"""

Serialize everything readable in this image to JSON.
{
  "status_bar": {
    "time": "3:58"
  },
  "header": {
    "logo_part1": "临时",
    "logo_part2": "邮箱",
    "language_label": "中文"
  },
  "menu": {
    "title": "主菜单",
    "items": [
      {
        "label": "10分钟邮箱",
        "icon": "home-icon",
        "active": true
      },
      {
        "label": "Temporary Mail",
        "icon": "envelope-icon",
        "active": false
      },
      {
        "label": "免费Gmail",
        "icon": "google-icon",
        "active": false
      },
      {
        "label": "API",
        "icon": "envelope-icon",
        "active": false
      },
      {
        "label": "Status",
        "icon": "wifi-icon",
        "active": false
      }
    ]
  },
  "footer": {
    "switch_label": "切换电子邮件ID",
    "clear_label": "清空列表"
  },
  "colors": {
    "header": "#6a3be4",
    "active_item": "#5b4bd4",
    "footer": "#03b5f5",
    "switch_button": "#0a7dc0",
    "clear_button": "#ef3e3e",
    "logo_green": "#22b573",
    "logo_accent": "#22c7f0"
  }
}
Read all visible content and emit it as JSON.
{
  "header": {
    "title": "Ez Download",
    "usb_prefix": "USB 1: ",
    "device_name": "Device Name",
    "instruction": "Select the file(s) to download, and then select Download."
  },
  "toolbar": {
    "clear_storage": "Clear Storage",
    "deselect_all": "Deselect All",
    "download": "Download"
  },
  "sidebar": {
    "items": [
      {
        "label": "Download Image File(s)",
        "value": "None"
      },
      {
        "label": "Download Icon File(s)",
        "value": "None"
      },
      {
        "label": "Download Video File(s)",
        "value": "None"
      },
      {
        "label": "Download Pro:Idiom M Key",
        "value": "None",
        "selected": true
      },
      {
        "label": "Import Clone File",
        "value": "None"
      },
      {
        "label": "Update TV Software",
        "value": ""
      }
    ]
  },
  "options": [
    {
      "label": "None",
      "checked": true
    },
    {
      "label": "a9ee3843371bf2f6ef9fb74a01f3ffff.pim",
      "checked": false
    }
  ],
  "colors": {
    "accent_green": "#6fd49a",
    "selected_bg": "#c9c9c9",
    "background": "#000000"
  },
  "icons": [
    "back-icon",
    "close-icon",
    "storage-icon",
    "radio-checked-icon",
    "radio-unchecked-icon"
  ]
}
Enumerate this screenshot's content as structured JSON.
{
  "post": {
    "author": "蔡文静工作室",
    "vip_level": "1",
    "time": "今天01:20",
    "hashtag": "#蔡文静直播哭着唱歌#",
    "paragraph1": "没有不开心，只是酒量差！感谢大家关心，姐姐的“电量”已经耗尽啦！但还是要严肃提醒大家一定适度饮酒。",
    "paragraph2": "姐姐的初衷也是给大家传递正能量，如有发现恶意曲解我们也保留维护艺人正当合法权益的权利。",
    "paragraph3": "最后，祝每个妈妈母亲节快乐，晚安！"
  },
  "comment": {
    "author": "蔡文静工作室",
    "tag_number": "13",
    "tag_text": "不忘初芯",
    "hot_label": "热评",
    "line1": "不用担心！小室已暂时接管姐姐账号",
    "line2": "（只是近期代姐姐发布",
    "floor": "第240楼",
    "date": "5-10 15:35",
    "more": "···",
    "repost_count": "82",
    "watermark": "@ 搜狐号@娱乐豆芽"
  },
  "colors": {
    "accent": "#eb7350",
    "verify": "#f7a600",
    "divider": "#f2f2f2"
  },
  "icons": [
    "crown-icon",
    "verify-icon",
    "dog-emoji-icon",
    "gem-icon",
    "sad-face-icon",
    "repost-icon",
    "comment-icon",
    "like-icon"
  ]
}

"""

**WORK TO COMPLETE:**
Write every record out again, unaltered.

**OUTPUT OF THE TASK:**
Serialize everything readable in this image to JSON.
{
  "status_bar": {
    "time": "3:58"
  },
  "header": {
    "logo_part1": "临时",
    "logo_part2": "邮箱",
    "language_label": "中文"
  },
  "menu": {
    "title": "主菜单",
    "items": [
      {
        "label": "10分钟邮箱",
        "icon": "home-icon",
        "active": true
      },
      {
        "label": "Temporary Mail",
        "icon": "envelope-icon",
        "active": false
      },
      {
        "label": "免费Gmail",
        "icon": "google-icon",
        "active": false
      },
      {
        "label": "API",
        "icon": "envelope-icon",
        "active": false
      },
      {
        "label": "Status",
        "icon": "wifi-icon",
        "active": false
      }
    ]
  },
  "footer": {
    "switch_label": "切换电子邮件ID",
    "clear_label": "清空列表"
  },
  "colors": {
    "header": "#6a3be4",
    "active_item": "#5b4bd4",
    "footer": "#03b5f5",
    "switch_button": "#0a7dc0",
    "clear_button": "#ef3e3e",
    "logo_green": "#22b573",
    "logo_accent": "#22c7f0"
  }
}
Read all visible content and emit it as JSON.
{
  "header": {
    "title": "Ez Download",
    "usb_prefix": "USB 1: ",
    "device_name": "Device Name",
    "instruction": "Select the file(s) to download, and then select Download."
  },
  "toolbar": {
    "clear_storage": "Clear Storage",
    "deselect_all": "Deselect All",
    "download": "Download"
  },
  "sidebar": {
    "items": [
      {
        "label": "Download Image File(s)",
        "value": "None"
      },
      {
        "label": "Download Icon File(s)",
        "value": "None"
      },
      {
        "label": "Download Video File(s)",
        "value": "None"
      },
      {
        "label": "Download Pro:Idiom M Key",
        "value": "None",
        "selected": true
      },
      {
        "label": "Import Clone File",
        "value": "None"
      },
      {
        "label": "Update TV Software",
        "value": ""
      }
    ]
  },
  "options": [
    {
      "label": "None",
      "checked": true
    },
    {
      "label": "a9ee3843371bf2f6ef9fb74a01f3ffff.pim",
      "checked": false
    }
  ],
  "colors": {
    "accent_green": "#6fd49a",
    "selected_bg": "#c9c9c9",
    "background": "#000000"
  },
  "icons": [
    "back-icon",
    "close-icon",
    "storage-icon",
    "radio-checked-icon",
    "radio-unchecked-icon"
  ]
}
Enumerate this screenshot's content as structured JSON.
{
  "post": {
    "author": "蔡文静工作室",
    "vip_level": "1",
    "time": "今天01:20",
    "hashtag": "#蔡文静直播哭着唱歌#",
    "paragraph1": "没有不开心，只是酒量差！感谢大家关心，姐姐的“电量”已经耗尽啦！但还是要严肃提醒大家一定适度饮酒。",
    "paragraph2": "姐姐的初衷也是给大家传递正能量，如有发现恶意曲解我们也保留维护艺人正当合法权益的权利。",
    "paragraph3": "最后，祝每个妈妈母亲节快乐，晚安！"
  },
  "comment": {
    "author": "蔡文静工作室",
    "tag_number": "13",
    "tag_text": "不忘初芯",
    "hot_label": "热评",
    "line1": "不用担心！小室已暂时接管姐姐账号",
    "line2": "（只是近期代姐姐发布",
    "floor": "第240楼",
    "date": "5-10 15:35",
    "more": "···",
    "repost_count": "82",
    "watermark": "@ 搜狐号@娱乐豆芽"
  },
  "colors": {
    "accent": "#eb7350",
    "verify": "#f7a600",
    "divider": "#f2f2f2"
  },
  "icons": [
    "crown-icon",
    "verify-icon",
    "dog-emoji-icon",
    "gem-icon",
    "sad-face-icon",
    "repost-icon",
    "comment-icon",
    "like-icon"
  ]
}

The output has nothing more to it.